— begin Information shown —

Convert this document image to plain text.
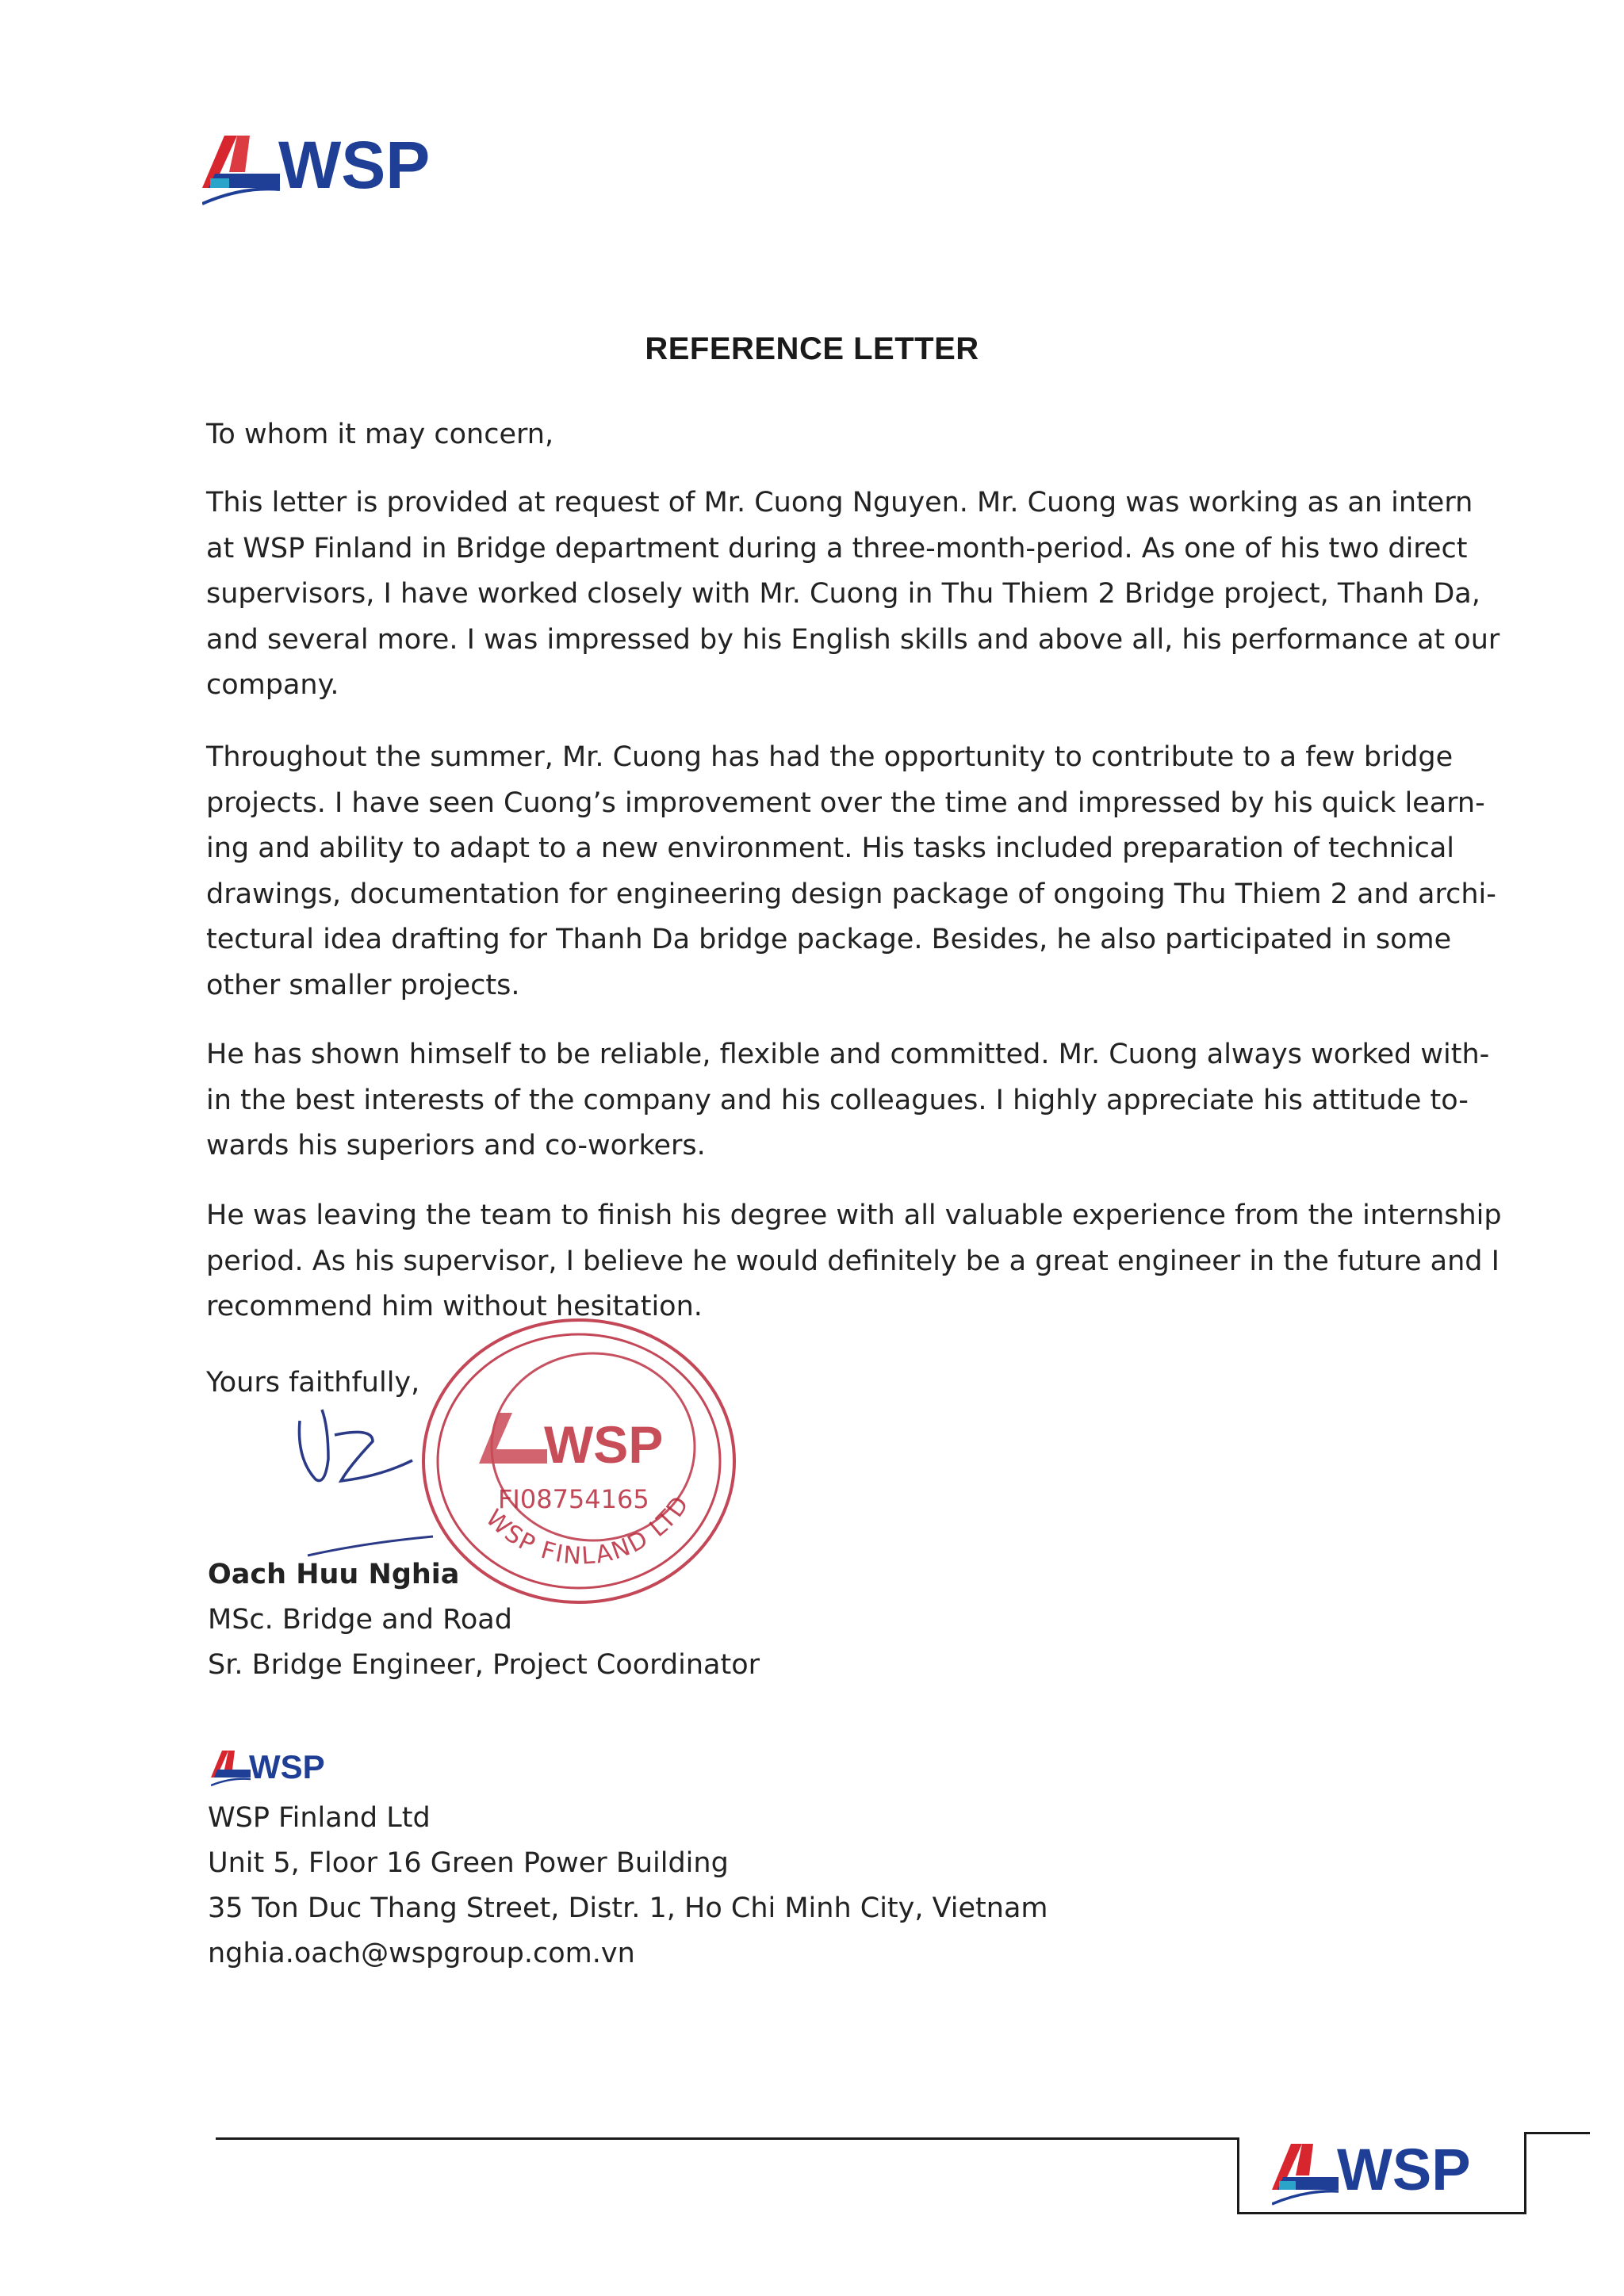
WSP
REFERENCE LETTER
To whom it may concern,
This letter is provided at request of Mr. Cuong Nguyen. Mr. Cuong was working as an intern
at WSP Finland in Bridge department during a three-month-period. As one of his two direct
supervisors, I have worked closely with Mr. Cuong in Thu Thiem 2 Bridge project, Thanh Da,
and several more. I was impressed by his English skills and above all, his performance at our
company.
Throughout the summer, Mr. Cuong has had the opportunity to contribute to a few bridge
projects. I have seen Cuong’s improvement over the time and impressed by his quick learn-
ing and ability to adapt to a new environment. His tasks included preparation of technical
drawings, documentation for engineering design package of ongoing Thu Thiem 2 and archi-
tectural idea drafting for Thanh Da bridge package. Besides, he also participated in some
other smaller projects.
He has shown himself to be reliable, flexible and committed. Mr. Cuong always worked with-
in the best interests of the company and his colleagues. I highly appreciate his attitude to-
wards his superiors and co-workers.
He was leaving the team to finish his degree with all valuable experience from the internship
period. As his supervisor, I believe he would definitely be a great engineer in the future and I
recommend him without hesitation.
Yours faithfully,
WSP
FI08754165
WSP FINLAND LTD
Oach Huu Nghia
MSc. Bridge and Road
Sr. Bridge Engineer, Project Coordinator
WSP
WSP Finland Ltd
Unit 5, Floor 16 Green Power Building
35 Ton Duc Thang Street, Distr. 1, Ho Chi Minh City, Vietnam
nghia.oach@wspgroup.com.vn
WSP
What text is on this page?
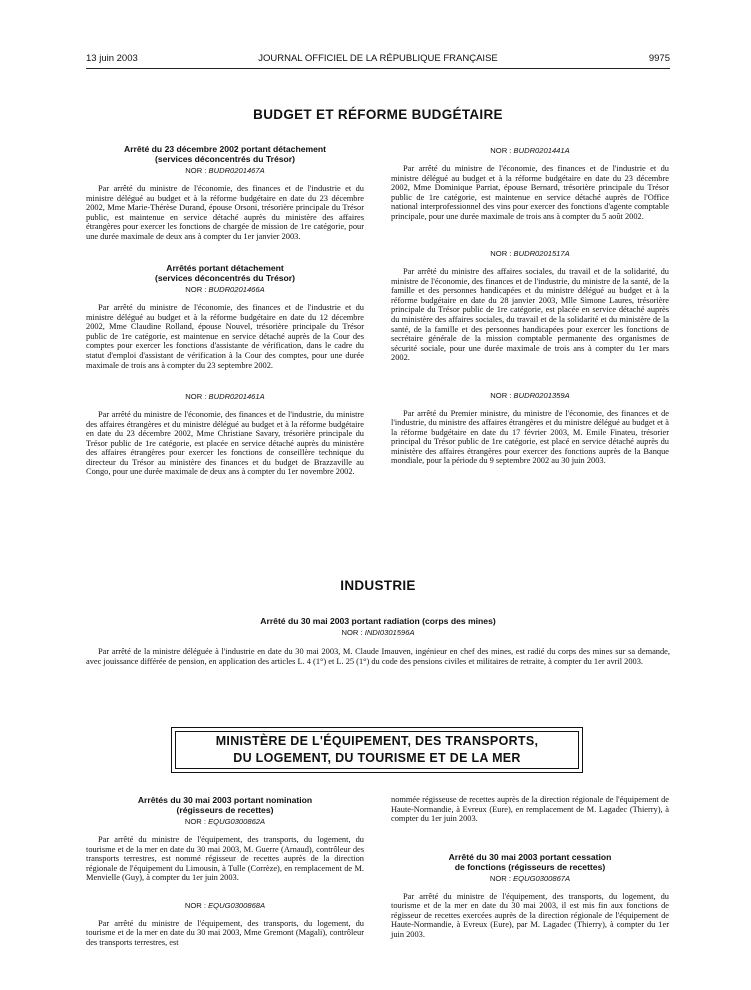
13 juin 2003	JOURNAL OFFICIEL DE LA RÉPUBLIQUE FRANÇAISE	9975
BUDGET ET RÉFORME BUDGÉTAIRE

Arrêté du 23 décembre 2002 portant détachement
(services déconcentrés du Trésor)

NOR : BUDR0201467A

Par arrêté du ministre de l'économie, des finances et de l'industrie et du ministre délégué au budget et à la réforme budgétaire en date du 23 décembre 2002, Mme Marie-Thérèse Durand, épouse Orsoni, trésorière principale du Trésor public, est maintenue en service détaché auprès du ministère des affaires étrangères pour exercer les fonctions de chargée de mission de 1re catégorie, pour une durée maximale de deux ans à compter du 1er janvier 2003.

Arrêtés portant détachement
(services déconcentrés du Trésor)

NOR : BUDR0201466A

Par arrêté du ministre de l'économie, des finances et de l'industrie et du ministre délégué au budget et à la réforme budgétaire en date du 12 décembre 2002, Mme Claudine Rolland, épouse Nouvel, trésorière principale du Trésor public de 1re catégorie, est maintenue en service détaché auprès de la Cour des comptes pour exercer les fonctions d'assistante de vérification, dans le cadre du statut d'emploi d'assistant de vérification à la Cour des comptes, pour une durée maximale de trois ans à compter du 23 septembre 2002.

NOR : BUDR0201461A

Par arrêté du ministre de l'économie, des finances et de l'industrie, du ministre des affaires étrangères et du ministre délégué au budget et à la réforme budgétaire en date du 23 décembre 2002, Mme Christiane Savary, trésorière principale du Trésor public de 1re catégorie, est placée en service détaché auprès du ministère des affaires étrangères pour exercer les fonctions de conseillère technique du directeur du Trésor au ministère des finances et du budget de Brazzaville au Congo, pour une durée maximale de deux ans à compter du 1er novembre 2002.

NOR : BUDR0201441A

Par arrêté du ministre de l'économie, des finances et de l'industrie et du ministre délégué au budget et à la réforme budgétaire en date du 23 décembre 2002, Mme Dominique Parriat, épouse Bernard, trésorière principale du Trésor public de 1re catégorie, est maintenue en service détaché auprès de l'Office national interprofessionnel des vins pour exercer des fonctions d'agente comptable principale, pour une durée maximale de trois ans à compter du 5 août 2002.

NOR : BUDR0201517A

Par arrêté du ministre des affaires sociales, du travail et de la solidarité, du ministre de l'économie, des finances et de l'industrie, du ministre de la santé, de la famille et des personnes handicapées et du ministre délégué au budget et à la réforme budgétaire en date du 28 janvier 2003, Mlle Simone Laures, trésorière principale du Trésor public de 1re catégorie, est placée en service détaché auprès du ministère des affaires sociales, du travail et de la solidarité et du ministère de la santé, de la famille et des personnes handicapées pour exercer les fonctions de secrétaire générale de la mission comptable permanente des organismes de sécurité sociale, pour une durée maximale de trois ans à compter du 1er mars 2002.

NOR : BUDR0201359A

Par arrêté du Premier ministre, du ministre de l'économie, des finances et de l'industrie, du ministre des affaires étrangères et du ministre délégué au budget et à la réforme budgétaire en date du 17 février 2003, M. Emile Finateu, trésorier principal du Trésor public de 1re catégorie, est placé en service détaché auprès du ministère des affaires étrangères pour exercer des fonctions auprès de la Banque mondiale, pour la période du 9 septembre 2002 au 30 juin 2003.

INDUSTRIE

Arrêté du 30 mai 2003 portant radiation (corps des mines)

NOR : INDI0301596A

Par arrêté de la ministre déléguée à l'industrie en date du 30 mai 2003, M. Claude Imauven, ingénieur en chef des mines, est radié du corps des mines sur sa demande, avec jouissance différée de pension, en application des articles L. 4 (1°) et L. 25 (1°) du code des pensions civiles et militaires de retraite, à compter du 1er avril 2003.

MINISTÈRE DE L'ÉQUIPEMENT, DES TRANSPORTS,
DU LOGEMENT, DU TOURISME ET DE LA MER

Arrêtés du 30 mai 2003 portant nomination
(régisseurs de recettes)

NOR : EQUG0300862A

Par arrêté du ministre de l'équipement, des transports, du logement, du tourisme et de la mer en date du 30 mai 2003, M. Guerre (Arnaud), contrôleur des transports terrestres, est nommé régisseur de recettes auprès de la direction régionale de l'équipement du Limousin, à Tulle (Corrèze), en remplacement de M. Menvielle (Guy), à compter du 1er juin 2003.

NOR : EQUG0300868A

Par arrêté du ministre de l'équipement, des transports, du logement, du tourisme et de la mer en date du 30 mai 2003, Mme Gremont (Magali), contrôleur des transports terrestres, est

nommée régisseuse de recettes auprès de la direction régionale de l'équipement de Haute-Normandie, à Evreux (Eure), en remplacement de M. Lagadec (Thierry), à compter du 1er juin 2003.

Arrêté du 30 mai 2003 portant cessation
de fonctions (régisseurs de recettes)

NOR : EQUG0300867A

Par arrêté du ministre de l'équipement, des transports, du logement, du tourisme et de la mer en date du 30 mai 2003, il est mis fin aux fonctions de régisseur de recettes exercées auprès de la direction régionale de l'équipement de Haute-Normandie, à Evreux (Eure), par M. Lagadec (Thierry), à compter du 1er juin 2003.
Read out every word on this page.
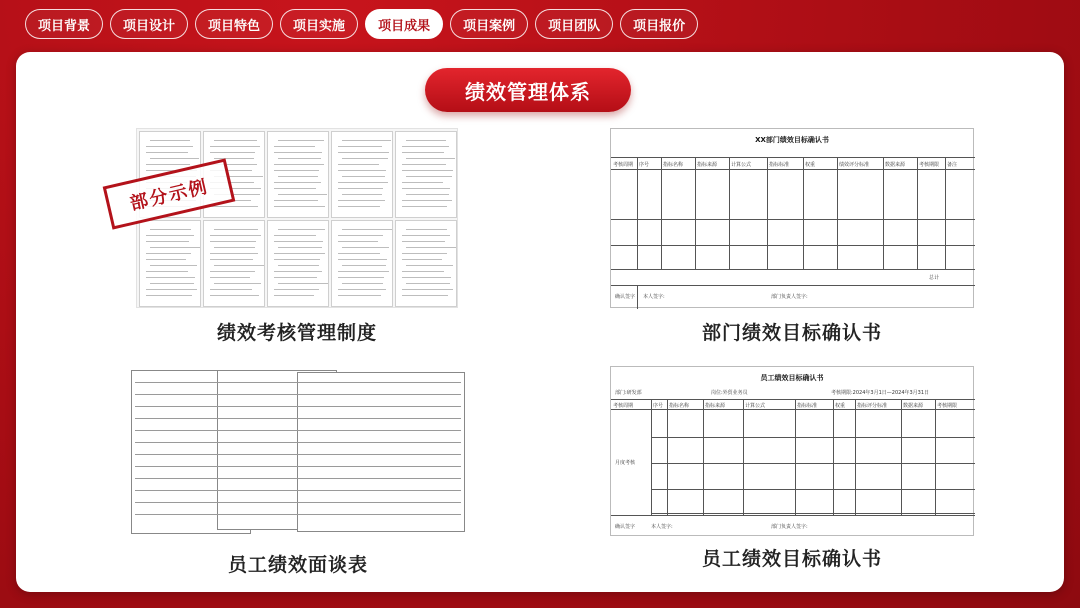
项目背景	项目设计	项目特色	项目实施	项目成果	项目案例	项目团队	项目报价
绩效管理体系
部分示例
绩效考核管理制度
XX部门绩效目标确认书
考核周期 序号	指标名称	指标来源	计算公式	指标标准	权重	绩效评分标准	数据来源	考核期限 备注
总计
确认签字 本人签字:	部门负责人签字:
部门绩效目标确认书
员工绩效面谈表
员工绩效目标确认书
部门:研发部	岗位:外贸业务员	考核期限:2024年3月1日—2024年3月31日
考核周期	序号 指标名称	指标来源	计算公式	指标标准	权重 指标评分标准	数据来源	考核期限
月度考核
确认签字	本人签字:	部门负责人签字:
员工绩效目标确认书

— end Information shown —

§ **Work to complete**
Using the material above, return every line exactly as it appears, minus the pictures.

§ **Exercise result**
Convert this document image to plain text.
WSP
REFERENCE LETTER
To whom it may concern,
This letter is provided at request of Mr. Cuong Nguyen. Mr. Cuong was working as an intern
at WSP Finland in Bridge department during a three-month-period. As one of his two direct
supervisors, I have worked closely with Mr. Cuong in Thu Thiem 2 Bridge project, Thanh Da,
and several more. I was impressed by his English skills and above all, his performance at our
company.
Throughout the summer, Mr. Cuong has had the opportunity to contribute to a few bridge
projects. I have seen Cuong’s improvement over the time and impressed by his quick learn-
ing and ability to adapt to a new environment. His tasks included preparation of technical
drawings, documentation for engineering design package of ongoing Thu Thiem 2 and archi-
tectural idea drafting for Thanh Da bridge package. Besides, he also participated in some
other smaller projects.
He has shown himself to be reliable, flexible and committed. Mr. Cuong always worked with-
in the best interests of the company and his colleagues. I highly appreciate his attitude to-
wards his superiors and co-workers.
He was leaving the team to finish his degree with all valuable experience from the internship
period. As his supervisor, I believe he would definitely be a great engineer in the future and I
recommend him without hesitation.
Yours faithfully,
WSP
FI08754165
WSP FINLAND LTD
Oach Huu Nghia
MSc. Bridge and Road
Sr. Bridge Engineer, Project Coordinator
WSP
WSP Finland Ltd
Unit 5, Floor 16 Green Power Building
35 Ton Duc Thang Street, Distr. 1, Ho Chi Minh City, Vietnam
nghia.oach@wspgroup.com.vn
WSP
What text is on this page?
13 juin 2003	JOURNAL OFFICIEL DE LA RÉPUBLIQUE FRANÇAISE	9975
BUDGET ET RÉFORME BUDGÉTAIRE

Arrêté du 23 décembre 2002 portant détachement
(services déconcentrés du Trésor)

NOR : BUDR0201467A

Par arrêté du ministre de l'économie, des finances et de l'industrie et du ministre délégué au budget et à la réforme budgétaire en date du 23 décembre 2002, Mme Marie-Thérèse Durand, épouse Orsoni, trésorière principale du Trésor public, est maintenue en service détaché auprès du ministère des affaires étrangères pour exercer les fonctions de chargée de mission de 1re catégorie, pour une durée maximale de deux ans à compter du 1er janvier 2003.

Arrêtés portant détachement
(services déconcentrés du Trésor)

NOR : BUDR0201466A

Par arrêté du ministre de l'économie, des finances et de l'industrie et du ministre délégué au budget et à la réforme budgétaire en date du 12 décembre 2002, Mme Claudine Rolland, épouse Nouvel, trésorière principale du Trésor public de 1re catégorie, est maintenue en service détaché auprès de la Cour des comptes pour exercer les fonctions d'assistante de vérification, dans le cadre du statut d'emploi d'assistant de vérification à la Cour des comptes, pour une durée maximale de trois ans à compter du 23 septembre 2002.

NOR : BUDR0201461A

Par arrêté du ministre de l'économie, des finances et de l'industrie, du ministre des affaires étrangères et du ministre délégué au budget et à la réforme budgétaire en date du 23 décembre 2002, Mme Christiane Savary, trésorière principale du Trésor public de 1re catégorie, est placée en service détaché auprès du ministère des affaires étrangères pour exercer les fonctions de conseillère technique du directeur du Trésor au ministère des finances et du budget de Brazzaville au Congo, pour une durée maximale de deux ans à compter du 1er novembre 2002.

NOR : BUDR0201441A

Par arrêté du ministre de l'économie, des finances et de l'industrie et du ministre délégué au budget et à la réforme budgétaire en date du 23 décembre 2002, Mme Dominique Parriat, épouse Bernard, trésorière principale du Trésor public de 1re catégorie, est maintenue en service détaché auprès de l'Office national interprofessionnel des vins pour exercer des fonctions d'agente comptable principale, pour une durée maximale de trois ans à compter du 5 août 2002.

NOR : BUDR0201517A

Par arrêté du ministre des affaires sociales, du travail et de la solidarité, du ministre de l'économie, des finances et de l'industrie, du ministre de la santé, de la famille et des personnes handicapées et du ministre délégué au budget et à la réforme budgétaire en date du 28 janvier 2003, Mlle Simone Laures, trésorière principale du Trésor public de 1re catégorie, est placée en service détaché auprès du ministère des affaires sociales, du travail et de la solidarité et du ministère de la santé, de la famille et des personnes handicapées pour exercer les fonctions de secrétaire générale de la mission comptable permanente des organismes de sécurité sociale, pour une durée maximale de trois ans à compter du 1er mars 2002.

NOR : BUDR0201359A

Par arrêté du Premier ministre, du ministre de l'économie, des finances et de l'industrie, du ministre des affaires étrangères et du ministre délégué au budget et à la réforme budgétaire en date du 17 février 2003, M. Emile Finateu, trésorier principal du Trésor public de 1re catégorie, est placé en service détaché auprès du ministère des affaires étrangères pour exercer des fonctions auprès de la Banque mondiale, pour la période du 9 septembre 2002 au 30 juin 2003.

INDUSTRIE

Arrêté du 30 mai 2003 portant radiation (corps des mines)

NOR : INDI0301596A

Par arrêté de la ministre déléguée à l'industrie en date du 30 mai 2003, M. Claude Imauven, ingénieur en chef des mines, est radié du corps des mines sur sa demande, avec jouissance différée de pension, en application des articles L. 4 (1°) et L. 25 (1°) du code des pensions civiles et militaires de retraite, à compter du 1er avril 2003.

MINISTÈRE DE L'ÉQUIPEMENT, DES TRANSPORTS,
DU LOGEMENT, DU TOURISME ET DE LA MER

Arrêtés du 30 mai 2003 portant nomination
(régisseurs de recettes)

NOR : EQUG0300862A

Par arrêté du ministre de l'équipement, des transports, du logement, du tourisme et de la mer en date du 30 mai 2003, M. Guerre (Arnaud), contrôleur des transports terrestres, est nommé régisseur de recettes auprès de la direction régionale de l'équipement du Limousin, à Tulle (Corrèze), en remplacement de M. Menvielle (Guy), à compter du 1er juin 2003.

NOR : EQUG0300868A

Par arrêté du ministre de l'équipement, des transports, du logement, du tourisme et de la mer en date du 30 mai 2003, Mme Gremont (Magali), contrôleur des transports terrestres, est

nommée régisseuse de recettes auprès de la direction régionale de l'équipement de Haute-Normandie, à Evreux (Eure), en remplacement de M. Lagadec (Thierry), à compter du 1er juin 2003.

Arrêté du 30 mai 2003 portant cessation
de fonctions (régisseurs de recettes)

NOR : EQUG0300867A

Par arrêté du ministre de l'équipement, des transports, du logement, du tourisme et de la mer en date du 30 mai 2003, il est mis fin aux fonctions de régisseur de recettes exercées auprès de la direction régionale de l'équipement de Haute-Normandie, à Evreux (Eure), par M. Lagadec (Thierry), à compter du 1er juin 2003.
Read out every word on this page.
项目背景	项目设计	项目特色	项目实施	项目成果	项目案例	项目团队	项目报价
绩效管理体系
部分示例
绩效考核管理制度
XX部门绩效目标确认书
考核周期 序号	指标名称	指标来源	计算公式	指标标准	权重	绩效评分标准	数据来源	考核期限 备注
总计
确认签字 本人签字:	部门负责人签字:
部门绩效目标确认书
员工绩效面谈表
员工绩效目标确认书
部门:研发部	岗位:外贸业务员	考核期限:2024年3月1日—2024年3月31日
考核周期	序号 指标名称	指标来源	计算公式	指标标准	权重 指标评分标准	数据来源	考核期限
月度考核
确认签字	本人签字:	部门负责人签字:
员工绩效目标确认书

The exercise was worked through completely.